* **Required tasks**:
• A. Answer these questions from the Cosmos DB consistency text, one per line:
(i) How many consistency models can be configured for a Cosmos DB account?
(ii) Under the Strong model, how many regions can be associated with an account?
(iii) Under Bounded-staleness, the cost of read operations is equivalent to which consistency model?
• B. List every consistency model named in the Cosmos DB consistency text.
• C. Translate this sentence from the Cosmos DB consistency text into Spanish: "The client never sees partially committed data."

* **Page excerpt**:
*** Begin section ***
Cosmos DB offers a low latency guarantee for read and write operations. Azure can provide this feature thanks to consistency models used on data replication. Depending on your needs, you can configure five well-defined different consistency models for your Cosmos DB account:

  • Strong Guarantees that the read operation returns the most recent version of an item. Any write operation will be available for reading only when has been committed by the majority quorum of replicas. The client never sees partially committed data. If you configure your account with this consistency model, you cannot associate more than one region with your account. The cost associated with read operations is higher than sessions or eventual consistency models.

  • Bounded-staleness You configure a staleness value based on the number of versions K or the time interval t. This level of consistency guarantees that reads may lag writes by a maximum K number of versions or t time-interval. This consistency level is ideal when you want to keep low latency guarantee, but have a strong consistency. You can associate any number of regions with your account when you use this consistency model. Costs associated with read operations are equivalent to a strong consistency model.
*** End section ***
* **Supplied entries**:
*** Begin section ***
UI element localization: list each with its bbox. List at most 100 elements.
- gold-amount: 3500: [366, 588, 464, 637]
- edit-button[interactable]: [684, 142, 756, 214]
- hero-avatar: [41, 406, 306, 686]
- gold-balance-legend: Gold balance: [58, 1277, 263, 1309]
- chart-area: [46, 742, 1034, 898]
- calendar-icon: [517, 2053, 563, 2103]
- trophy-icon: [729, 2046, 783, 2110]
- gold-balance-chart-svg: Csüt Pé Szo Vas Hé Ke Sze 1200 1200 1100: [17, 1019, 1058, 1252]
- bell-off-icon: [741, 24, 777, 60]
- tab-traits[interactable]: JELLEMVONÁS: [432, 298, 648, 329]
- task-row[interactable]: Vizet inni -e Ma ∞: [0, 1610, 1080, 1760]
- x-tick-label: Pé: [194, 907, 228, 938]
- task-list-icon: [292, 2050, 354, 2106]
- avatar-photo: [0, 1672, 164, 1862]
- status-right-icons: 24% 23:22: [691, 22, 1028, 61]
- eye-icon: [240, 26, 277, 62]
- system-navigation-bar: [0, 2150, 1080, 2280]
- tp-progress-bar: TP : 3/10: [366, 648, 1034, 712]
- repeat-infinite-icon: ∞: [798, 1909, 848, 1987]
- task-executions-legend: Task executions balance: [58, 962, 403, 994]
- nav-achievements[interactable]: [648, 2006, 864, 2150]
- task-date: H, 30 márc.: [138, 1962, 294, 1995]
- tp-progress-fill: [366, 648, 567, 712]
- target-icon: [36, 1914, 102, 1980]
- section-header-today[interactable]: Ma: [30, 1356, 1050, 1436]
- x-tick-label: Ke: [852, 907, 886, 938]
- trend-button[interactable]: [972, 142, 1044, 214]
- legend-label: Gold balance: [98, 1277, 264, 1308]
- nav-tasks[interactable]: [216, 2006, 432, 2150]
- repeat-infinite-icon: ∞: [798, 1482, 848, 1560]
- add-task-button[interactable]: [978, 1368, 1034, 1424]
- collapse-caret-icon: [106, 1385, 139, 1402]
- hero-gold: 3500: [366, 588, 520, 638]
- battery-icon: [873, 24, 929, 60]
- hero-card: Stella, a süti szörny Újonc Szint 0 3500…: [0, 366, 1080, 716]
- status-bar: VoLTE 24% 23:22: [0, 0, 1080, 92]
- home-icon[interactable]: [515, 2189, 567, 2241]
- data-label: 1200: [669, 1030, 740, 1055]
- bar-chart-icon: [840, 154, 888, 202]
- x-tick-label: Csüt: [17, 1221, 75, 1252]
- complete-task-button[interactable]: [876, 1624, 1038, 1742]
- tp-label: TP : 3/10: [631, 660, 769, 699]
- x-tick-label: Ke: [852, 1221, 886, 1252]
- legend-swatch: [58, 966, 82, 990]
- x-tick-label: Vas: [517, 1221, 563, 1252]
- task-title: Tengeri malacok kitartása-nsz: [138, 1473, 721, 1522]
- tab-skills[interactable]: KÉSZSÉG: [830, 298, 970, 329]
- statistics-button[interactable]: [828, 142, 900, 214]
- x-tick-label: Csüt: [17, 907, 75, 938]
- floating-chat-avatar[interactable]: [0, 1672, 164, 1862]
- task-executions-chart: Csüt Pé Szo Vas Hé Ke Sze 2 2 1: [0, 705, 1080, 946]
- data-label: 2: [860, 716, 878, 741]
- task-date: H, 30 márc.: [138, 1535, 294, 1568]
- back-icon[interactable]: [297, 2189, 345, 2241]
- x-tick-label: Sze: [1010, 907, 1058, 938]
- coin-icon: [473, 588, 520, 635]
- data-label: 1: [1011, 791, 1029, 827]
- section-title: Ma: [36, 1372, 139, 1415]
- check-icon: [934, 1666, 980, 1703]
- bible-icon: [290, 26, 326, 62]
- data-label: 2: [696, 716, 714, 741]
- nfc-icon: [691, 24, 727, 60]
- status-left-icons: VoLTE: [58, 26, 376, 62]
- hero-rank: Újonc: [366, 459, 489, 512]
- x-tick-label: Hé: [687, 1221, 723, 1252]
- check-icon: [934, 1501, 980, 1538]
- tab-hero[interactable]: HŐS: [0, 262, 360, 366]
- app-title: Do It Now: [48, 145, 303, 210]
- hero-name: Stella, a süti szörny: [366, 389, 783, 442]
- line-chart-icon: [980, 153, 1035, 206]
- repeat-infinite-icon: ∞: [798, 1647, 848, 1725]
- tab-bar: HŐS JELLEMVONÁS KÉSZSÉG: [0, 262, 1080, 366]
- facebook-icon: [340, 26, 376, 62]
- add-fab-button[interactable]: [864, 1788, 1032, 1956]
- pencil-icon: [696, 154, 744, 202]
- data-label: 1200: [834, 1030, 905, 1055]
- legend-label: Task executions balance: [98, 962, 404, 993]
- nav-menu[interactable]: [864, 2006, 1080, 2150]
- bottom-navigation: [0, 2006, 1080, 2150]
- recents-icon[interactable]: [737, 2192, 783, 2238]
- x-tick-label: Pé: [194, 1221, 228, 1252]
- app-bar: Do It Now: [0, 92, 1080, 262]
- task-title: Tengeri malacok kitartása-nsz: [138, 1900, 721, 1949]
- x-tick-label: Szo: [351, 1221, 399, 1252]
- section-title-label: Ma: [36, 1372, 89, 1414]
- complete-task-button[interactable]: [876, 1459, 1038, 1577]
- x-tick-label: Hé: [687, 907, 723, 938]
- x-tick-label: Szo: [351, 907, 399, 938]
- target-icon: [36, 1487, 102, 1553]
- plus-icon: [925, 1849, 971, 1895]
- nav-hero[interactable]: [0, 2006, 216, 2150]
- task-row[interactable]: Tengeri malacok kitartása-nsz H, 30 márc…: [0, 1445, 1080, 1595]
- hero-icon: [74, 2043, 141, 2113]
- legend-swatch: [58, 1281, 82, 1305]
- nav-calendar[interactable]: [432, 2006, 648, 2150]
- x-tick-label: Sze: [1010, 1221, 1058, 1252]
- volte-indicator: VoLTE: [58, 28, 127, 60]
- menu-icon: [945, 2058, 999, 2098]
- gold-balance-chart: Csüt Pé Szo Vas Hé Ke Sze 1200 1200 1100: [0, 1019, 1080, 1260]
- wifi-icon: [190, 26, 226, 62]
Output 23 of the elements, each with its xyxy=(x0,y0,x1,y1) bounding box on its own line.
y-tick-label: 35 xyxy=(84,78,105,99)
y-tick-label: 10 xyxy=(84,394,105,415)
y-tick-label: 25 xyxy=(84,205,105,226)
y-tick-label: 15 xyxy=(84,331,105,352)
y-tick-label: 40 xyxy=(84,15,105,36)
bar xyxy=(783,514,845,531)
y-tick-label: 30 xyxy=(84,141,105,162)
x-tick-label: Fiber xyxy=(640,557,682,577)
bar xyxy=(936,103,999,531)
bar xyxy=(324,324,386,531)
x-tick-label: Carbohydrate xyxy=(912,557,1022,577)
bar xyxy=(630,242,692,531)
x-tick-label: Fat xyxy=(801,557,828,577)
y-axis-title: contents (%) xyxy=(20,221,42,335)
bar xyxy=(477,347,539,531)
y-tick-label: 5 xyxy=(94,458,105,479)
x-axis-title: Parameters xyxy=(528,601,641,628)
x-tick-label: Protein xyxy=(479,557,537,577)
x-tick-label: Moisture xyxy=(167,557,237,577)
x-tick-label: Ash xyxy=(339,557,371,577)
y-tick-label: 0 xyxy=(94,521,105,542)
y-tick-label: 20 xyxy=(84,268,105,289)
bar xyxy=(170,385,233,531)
*** End section ***
* **Solution set**:
• A.
(i) Five
(ii) No more than one
(iii) The strong consistency model

• B.
Strong
Bounded-staleness
Sessions
Eventual

• C. El cliente nunca ve datos parcialmente confirmados.